[Start of Data supplied]

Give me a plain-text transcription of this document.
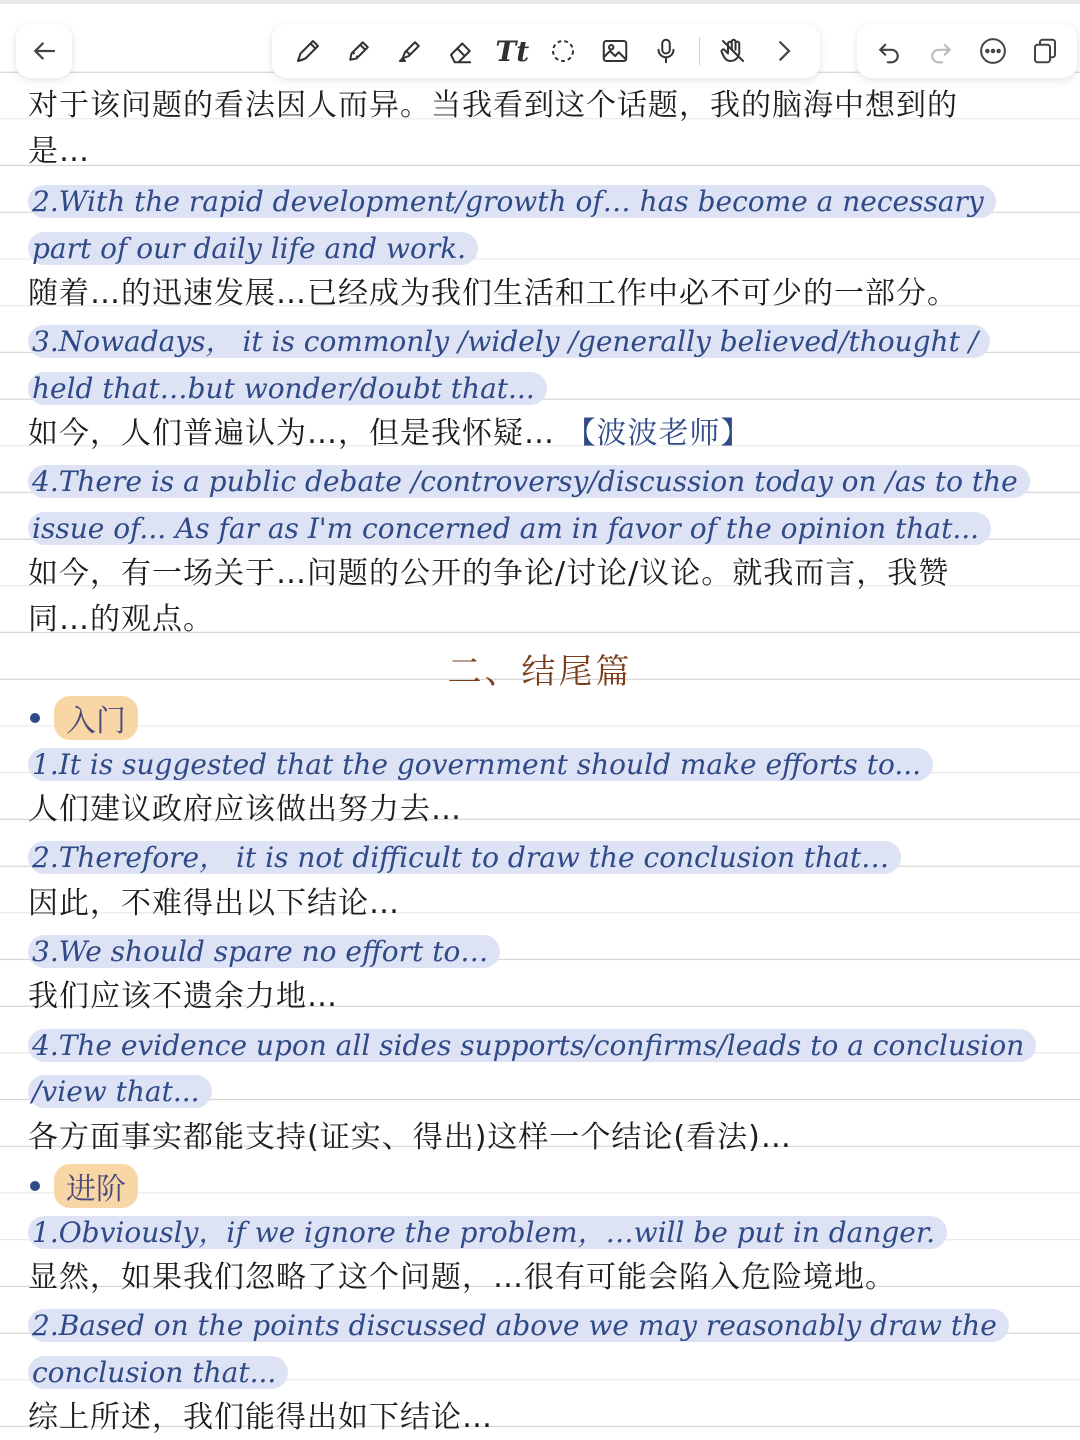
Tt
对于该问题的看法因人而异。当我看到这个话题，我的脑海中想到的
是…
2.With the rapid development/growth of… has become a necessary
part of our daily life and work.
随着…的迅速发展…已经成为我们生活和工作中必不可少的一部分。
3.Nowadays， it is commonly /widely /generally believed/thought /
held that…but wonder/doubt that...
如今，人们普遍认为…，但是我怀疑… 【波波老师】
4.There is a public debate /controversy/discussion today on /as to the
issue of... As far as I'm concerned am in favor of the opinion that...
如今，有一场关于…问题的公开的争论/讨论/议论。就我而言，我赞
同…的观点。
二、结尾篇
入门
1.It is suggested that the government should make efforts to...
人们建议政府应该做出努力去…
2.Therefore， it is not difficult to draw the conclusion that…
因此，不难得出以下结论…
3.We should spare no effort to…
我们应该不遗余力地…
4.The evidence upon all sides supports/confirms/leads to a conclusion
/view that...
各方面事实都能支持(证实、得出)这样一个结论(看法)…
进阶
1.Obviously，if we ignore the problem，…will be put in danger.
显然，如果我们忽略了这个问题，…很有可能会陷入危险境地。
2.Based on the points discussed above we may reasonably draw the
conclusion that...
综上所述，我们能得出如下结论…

[End of Data supplied]
[Start of Data supplied]

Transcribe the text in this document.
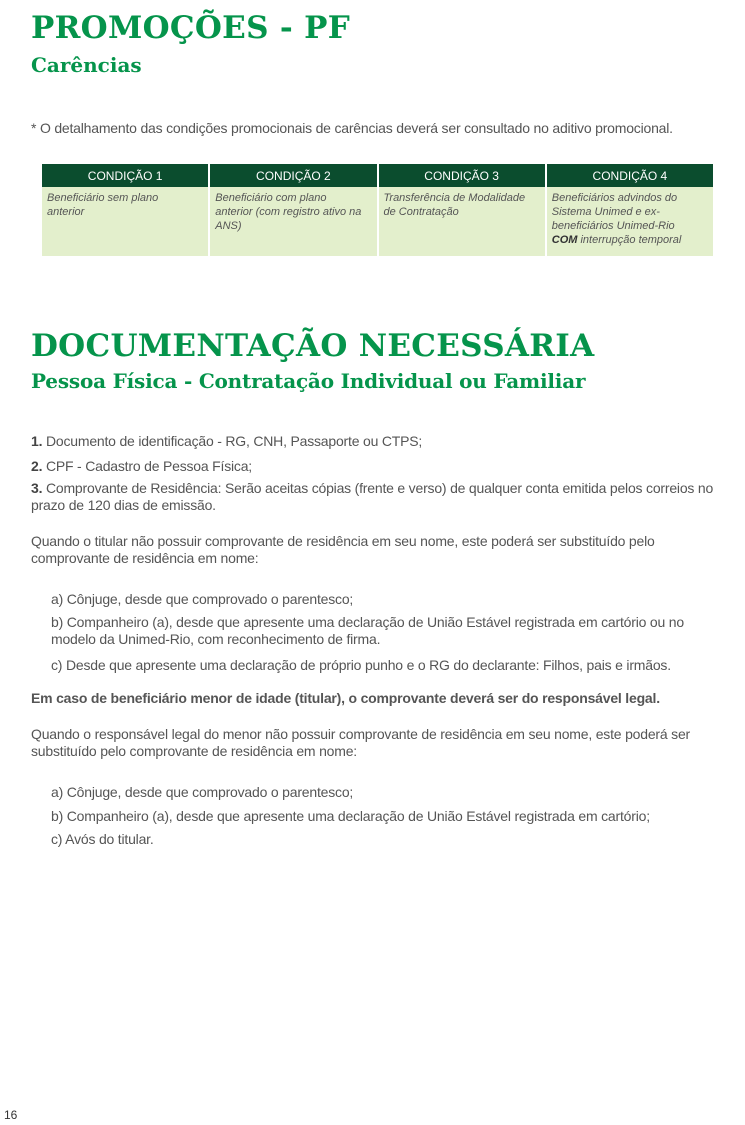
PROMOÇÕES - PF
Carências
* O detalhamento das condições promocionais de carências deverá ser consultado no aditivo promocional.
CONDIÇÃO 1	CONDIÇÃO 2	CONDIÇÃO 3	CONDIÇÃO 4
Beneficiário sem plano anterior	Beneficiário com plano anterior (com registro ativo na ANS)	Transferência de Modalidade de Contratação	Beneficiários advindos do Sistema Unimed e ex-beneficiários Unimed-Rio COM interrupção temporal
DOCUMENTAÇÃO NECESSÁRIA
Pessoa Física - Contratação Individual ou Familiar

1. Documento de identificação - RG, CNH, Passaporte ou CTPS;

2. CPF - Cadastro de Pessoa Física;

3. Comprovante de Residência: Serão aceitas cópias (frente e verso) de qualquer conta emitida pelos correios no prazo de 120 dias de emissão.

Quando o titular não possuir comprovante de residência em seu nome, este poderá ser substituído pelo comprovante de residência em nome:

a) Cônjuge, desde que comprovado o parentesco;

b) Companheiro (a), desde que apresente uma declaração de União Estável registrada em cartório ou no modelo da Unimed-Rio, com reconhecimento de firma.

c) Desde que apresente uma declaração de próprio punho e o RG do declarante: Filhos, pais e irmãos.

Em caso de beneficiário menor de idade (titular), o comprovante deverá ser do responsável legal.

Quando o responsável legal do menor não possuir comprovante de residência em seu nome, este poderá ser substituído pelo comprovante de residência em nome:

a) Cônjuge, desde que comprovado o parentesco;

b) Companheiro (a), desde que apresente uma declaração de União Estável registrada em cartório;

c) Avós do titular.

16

[End of Data supplied]
[Start of Data supplied]

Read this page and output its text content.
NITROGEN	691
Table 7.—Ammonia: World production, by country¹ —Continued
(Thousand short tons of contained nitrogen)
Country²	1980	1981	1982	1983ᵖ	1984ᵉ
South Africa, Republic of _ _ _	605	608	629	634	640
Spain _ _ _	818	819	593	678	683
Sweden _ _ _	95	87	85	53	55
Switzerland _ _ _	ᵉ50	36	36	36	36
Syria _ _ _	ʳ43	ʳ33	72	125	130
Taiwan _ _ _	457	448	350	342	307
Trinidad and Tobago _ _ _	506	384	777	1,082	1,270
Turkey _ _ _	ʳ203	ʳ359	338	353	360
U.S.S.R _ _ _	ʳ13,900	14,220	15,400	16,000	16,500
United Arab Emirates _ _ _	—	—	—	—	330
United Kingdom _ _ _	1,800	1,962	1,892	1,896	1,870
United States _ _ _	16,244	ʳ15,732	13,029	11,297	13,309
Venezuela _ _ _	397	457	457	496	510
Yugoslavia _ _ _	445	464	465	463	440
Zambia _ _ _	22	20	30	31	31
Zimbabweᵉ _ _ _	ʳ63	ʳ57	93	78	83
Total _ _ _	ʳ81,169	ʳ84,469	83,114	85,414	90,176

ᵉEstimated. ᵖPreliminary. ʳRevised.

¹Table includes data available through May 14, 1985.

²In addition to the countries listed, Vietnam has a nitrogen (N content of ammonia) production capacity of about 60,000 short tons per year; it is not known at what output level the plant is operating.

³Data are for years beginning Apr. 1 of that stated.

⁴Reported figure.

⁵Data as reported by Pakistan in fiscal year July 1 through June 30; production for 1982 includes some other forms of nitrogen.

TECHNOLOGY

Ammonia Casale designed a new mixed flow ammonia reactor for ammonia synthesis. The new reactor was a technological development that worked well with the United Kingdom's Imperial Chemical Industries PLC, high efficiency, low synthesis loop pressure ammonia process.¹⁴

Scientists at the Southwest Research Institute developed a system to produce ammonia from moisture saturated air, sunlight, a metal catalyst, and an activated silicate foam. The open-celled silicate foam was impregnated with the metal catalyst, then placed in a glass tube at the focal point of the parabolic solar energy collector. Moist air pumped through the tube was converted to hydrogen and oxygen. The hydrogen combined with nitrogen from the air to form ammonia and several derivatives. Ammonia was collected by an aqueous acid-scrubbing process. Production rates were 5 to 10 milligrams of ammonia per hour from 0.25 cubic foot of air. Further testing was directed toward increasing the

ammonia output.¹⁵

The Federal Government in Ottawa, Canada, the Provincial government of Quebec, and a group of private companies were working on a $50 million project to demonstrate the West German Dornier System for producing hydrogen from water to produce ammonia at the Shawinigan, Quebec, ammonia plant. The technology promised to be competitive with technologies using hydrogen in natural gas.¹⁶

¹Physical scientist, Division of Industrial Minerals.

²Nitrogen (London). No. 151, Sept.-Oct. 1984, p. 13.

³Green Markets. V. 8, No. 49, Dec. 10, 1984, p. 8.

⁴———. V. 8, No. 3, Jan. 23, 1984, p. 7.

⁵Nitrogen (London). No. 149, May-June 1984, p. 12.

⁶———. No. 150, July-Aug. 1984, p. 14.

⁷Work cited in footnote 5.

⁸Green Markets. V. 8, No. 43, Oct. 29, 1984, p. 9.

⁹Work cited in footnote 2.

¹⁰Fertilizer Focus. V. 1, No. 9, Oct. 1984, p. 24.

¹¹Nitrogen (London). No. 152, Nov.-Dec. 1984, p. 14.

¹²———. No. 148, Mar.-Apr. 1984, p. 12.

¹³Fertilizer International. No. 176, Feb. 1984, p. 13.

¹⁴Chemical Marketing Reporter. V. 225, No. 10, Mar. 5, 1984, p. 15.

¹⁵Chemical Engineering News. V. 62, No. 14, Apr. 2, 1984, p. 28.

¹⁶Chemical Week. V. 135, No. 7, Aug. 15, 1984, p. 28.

[End of Data supplied]

Your goal:
Only lines holding the string "Companheiro" are wanted; gather each one from the entries above.

Answer below:
b) Companheiro (a), desde que apresente uma declaração de União Estável registrada em cartório ou no modelo da Unimed-Rio, com reconhecimento de firma.
b) Companheiro (a), desde que apresente uma declaração de União Estável registrada em cartório;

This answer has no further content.